Copy the data below exactly, omitting any picture it contains.
╭──
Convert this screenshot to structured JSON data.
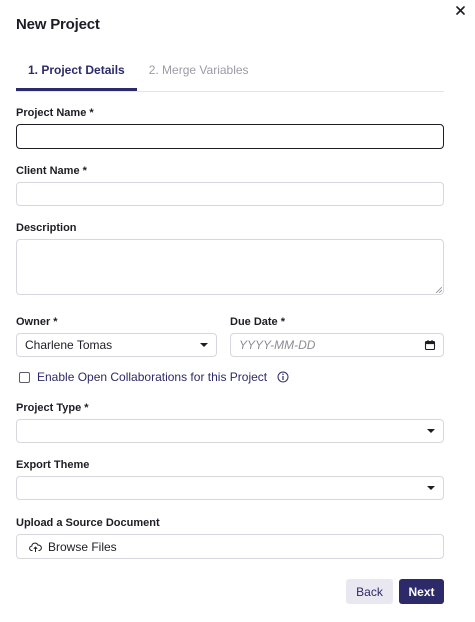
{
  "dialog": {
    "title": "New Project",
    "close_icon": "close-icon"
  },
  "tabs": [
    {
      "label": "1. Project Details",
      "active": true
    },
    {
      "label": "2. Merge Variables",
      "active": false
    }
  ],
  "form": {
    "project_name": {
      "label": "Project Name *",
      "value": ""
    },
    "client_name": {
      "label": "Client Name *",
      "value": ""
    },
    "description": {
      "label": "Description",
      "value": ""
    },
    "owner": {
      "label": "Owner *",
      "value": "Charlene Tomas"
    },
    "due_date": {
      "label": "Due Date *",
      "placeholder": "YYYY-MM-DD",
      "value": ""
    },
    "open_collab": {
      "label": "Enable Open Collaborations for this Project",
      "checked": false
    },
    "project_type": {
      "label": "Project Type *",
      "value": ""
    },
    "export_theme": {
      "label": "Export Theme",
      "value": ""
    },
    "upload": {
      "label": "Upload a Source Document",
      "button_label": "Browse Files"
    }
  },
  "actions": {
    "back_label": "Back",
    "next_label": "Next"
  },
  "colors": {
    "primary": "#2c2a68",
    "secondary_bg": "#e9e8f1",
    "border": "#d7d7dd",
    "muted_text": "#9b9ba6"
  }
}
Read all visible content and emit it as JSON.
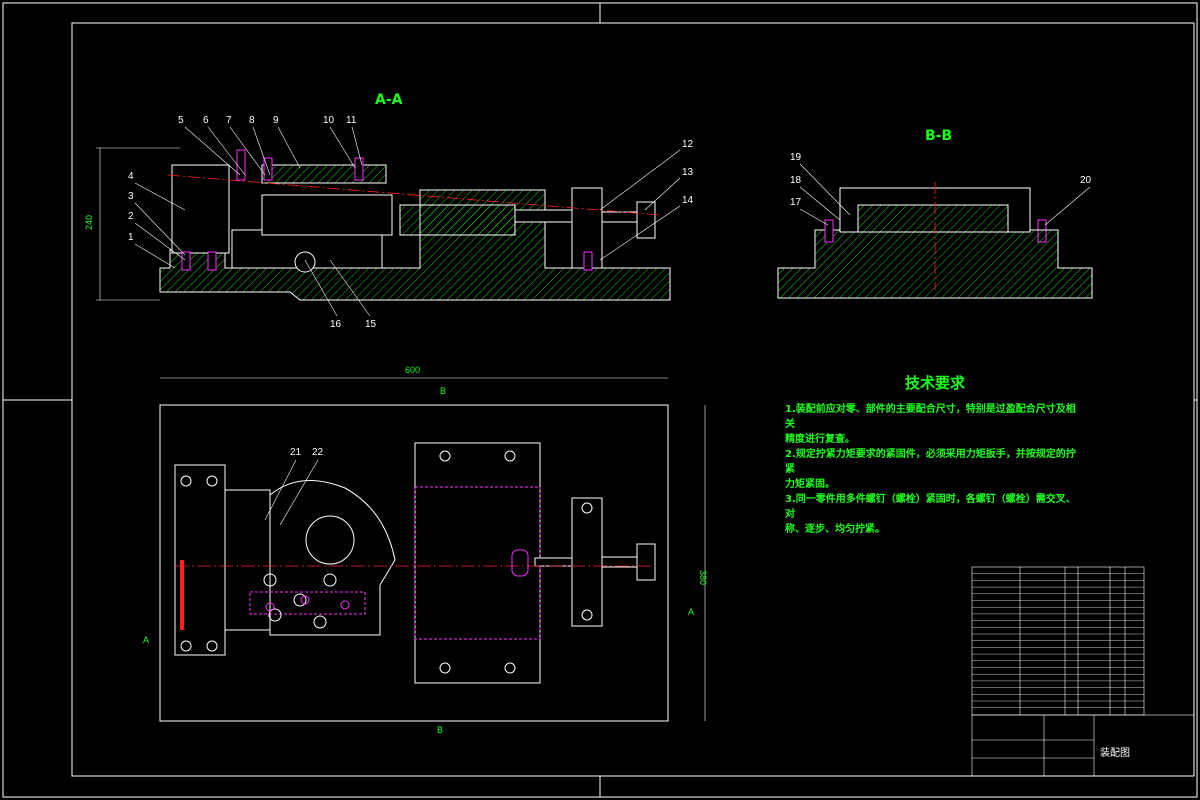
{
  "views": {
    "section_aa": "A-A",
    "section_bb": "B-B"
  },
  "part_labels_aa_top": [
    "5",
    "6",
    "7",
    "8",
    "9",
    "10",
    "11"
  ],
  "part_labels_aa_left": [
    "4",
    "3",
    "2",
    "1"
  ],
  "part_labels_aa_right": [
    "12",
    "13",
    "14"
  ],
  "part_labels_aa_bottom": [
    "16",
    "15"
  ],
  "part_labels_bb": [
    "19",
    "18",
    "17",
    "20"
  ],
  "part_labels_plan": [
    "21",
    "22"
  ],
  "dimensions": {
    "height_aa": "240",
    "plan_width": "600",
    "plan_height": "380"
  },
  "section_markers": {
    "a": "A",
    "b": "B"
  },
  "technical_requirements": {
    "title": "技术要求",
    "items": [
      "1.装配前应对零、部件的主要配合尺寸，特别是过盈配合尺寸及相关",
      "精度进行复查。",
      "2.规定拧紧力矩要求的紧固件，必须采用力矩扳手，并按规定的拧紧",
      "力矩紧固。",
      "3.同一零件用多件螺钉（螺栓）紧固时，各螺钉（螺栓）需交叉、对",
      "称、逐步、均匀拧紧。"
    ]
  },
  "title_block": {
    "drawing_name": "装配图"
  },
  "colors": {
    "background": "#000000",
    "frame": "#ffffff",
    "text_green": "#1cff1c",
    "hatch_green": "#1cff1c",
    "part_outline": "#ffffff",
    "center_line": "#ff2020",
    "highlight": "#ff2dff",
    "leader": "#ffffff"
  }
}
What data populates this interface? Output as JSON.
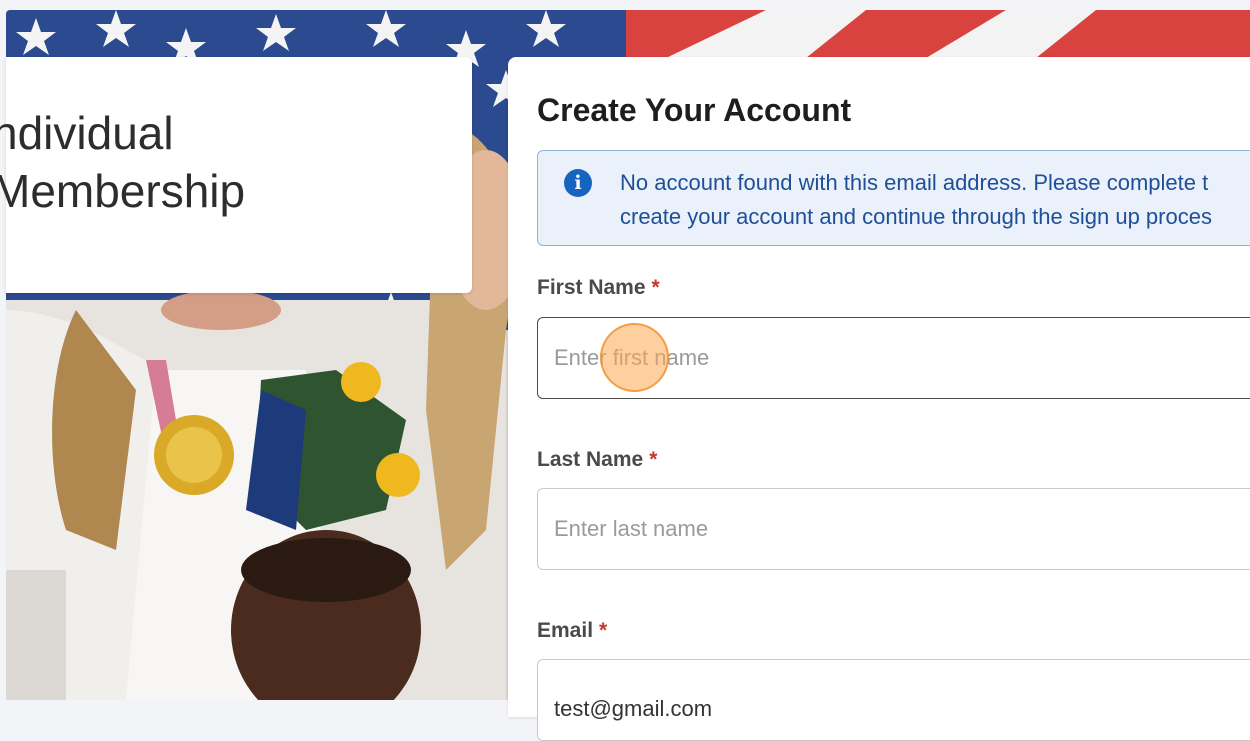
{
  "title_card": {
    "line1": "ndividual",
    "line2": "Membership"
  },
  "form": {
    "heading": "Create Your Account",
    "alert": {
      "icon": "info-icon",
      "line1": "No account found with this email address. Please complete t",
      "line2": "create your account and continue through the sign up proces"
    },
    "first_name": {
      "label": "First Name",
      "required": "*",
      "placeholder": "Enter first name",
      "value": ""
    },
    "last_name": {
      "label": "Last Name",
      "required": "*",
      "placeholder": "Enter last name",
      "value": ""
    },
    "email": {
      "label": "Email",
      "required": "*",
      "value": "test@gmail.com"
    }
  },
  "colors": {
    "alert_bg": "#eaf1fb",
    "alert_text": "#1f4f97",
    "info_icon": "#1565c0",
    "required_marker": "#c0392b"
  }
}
╰──
= TASK RESPONSE =
Convert this screenshot to structured JSON data.
{
  "dialog": {
    "title": "New Project",
    "close_icon": "close-icon"
  },
  "tabs": [
    {
      "label": "1. Project Details",
      "active": true
    },
    {
      "label": "2. Merge Variables",
      "active": false
    }
  ],
  "form": {
    "project_name": {
      "label": "Project Name *",
      "value": ""
    },
    "client_name": {
      "label": "Client Name *",
      "value": ""
    },
    "description": {
      "label": "Description",
      "value": ""
    },
    "owner": {
      "label": "Owner *",
      "value": "Charlene Tomas"
    },
    "due_date": {
      "label": "Due Date *",
      "placeholder": "YYYY-MM-DD",
      "value": ""
    },
    "open_collab": {
      "label": "Enable Open Collaborations for this Project",
      "checked": false
    },
    "project_type": {
      "label": "Project Type *",
      "value": ""
    },
    "export_theme": {
      "label": "Export Theme",
      "value": ""
    },
    "upload": {
      "label": "Upload a Source Document",
      "button_label": "Browse Files"
    }
  },
  "actions": {
    "back_label": "Back",
    "next_label": "Next"
  },
  "colors": {
    "primary": "#2c2a68",
    "secondary_bg": "#e9e8f1",
    "border": "#d7d7dd",
    "muted_text": "#9b9ba6"
  }
}
Read all visible content and emit it as JSON.
{
  "views": {
    "section_aa": "A-A",
    "section_bb": "B-B"
  },
  "part_labels_aa_top": [
    "5",
    "6",
    "7",
    "8",
    "9",
    "10",
    "11"
  ],
  "part_labels_aa_left": [
    "4",
    "3",
    "2",
    "1"
  ],
  "part_labels_aa_right": [
    "12",
    "13",
    "14"
  ],
  "part_labels_aa_bottom": [
    "16",
    "15"
  ],
  "part_labels_bb": [
    "19",
    "18",
    "17",
    "20"
  ],
  "part_labels_plan": [
    "21",
    "22"
  ],
  "dimensions": {
    "height_aa": "240",
    "plan_width": "600",
    "plan_height": "380"
  },
  "section_markers": {
    "a": "A",
    "b": "B"
  },
  "technical_requirements": {
    "title": "技术要求",
    "items": [
      "1.装配前应对零、部件的主要配合尺寸，特别是过盈配合尺寸及相关",
      "精度进行复查。",
      "2.规定拧紧力矩要求的紧固件，必须采用力矩扳手，并按规定的拧紧",
      "力矩紧固。",
      "3.同一零件用多件螺钉（螺栓）紧固时，各螺钉（螺栓）需交叉、对",
      "称、逐步、均匀拧紧。"
    ]
  },
  "title_block": {
    "drawing_name": "装配图"
  },
  "colors": {
    "background": "#000000",
    "frame": "#ffffff",
    "text_green": "#1cff1c",
    "hatch_green": "#1cff1c",
    "part_outline": "#ffffff",
    "center_line": "#ff2020",
    "highlight": "#ff2dff",
    "leader": "#ffffff"
  }
}
What data populates this interface? Output as JSON.
{
  "title_card": {
    "line1": "ndividual",
    "line2": "Membership"
  },
  "form": {
    "heading": "Create Your Account",
    "alert": {
      "icon": "info-icon",
      "line1": "No account found with this email address. Please complete t",
      "line2": "create your account and continue through the sign up proces"
    },
    "first_name": {
      "label": "First Name",
      "required": "*",
      "placeholder": "Enter first name",
      "value": ""
    },
    "last_name": {
      "label": "Last Name",
      "required": "*",
      "placeholder": "Enter last name",
      "value": ""
    },
    "email": {
      "label": "Email",
      "required": "*",
      "value": "test@gmail.com"
    }
  },
  "colors": {
    "alert_bg": "#eaf1fb",
    "alert_text": "#1f4f97",
    "info_icon": "#1565c0",
    "required_marker": "#c0392b"
  }
}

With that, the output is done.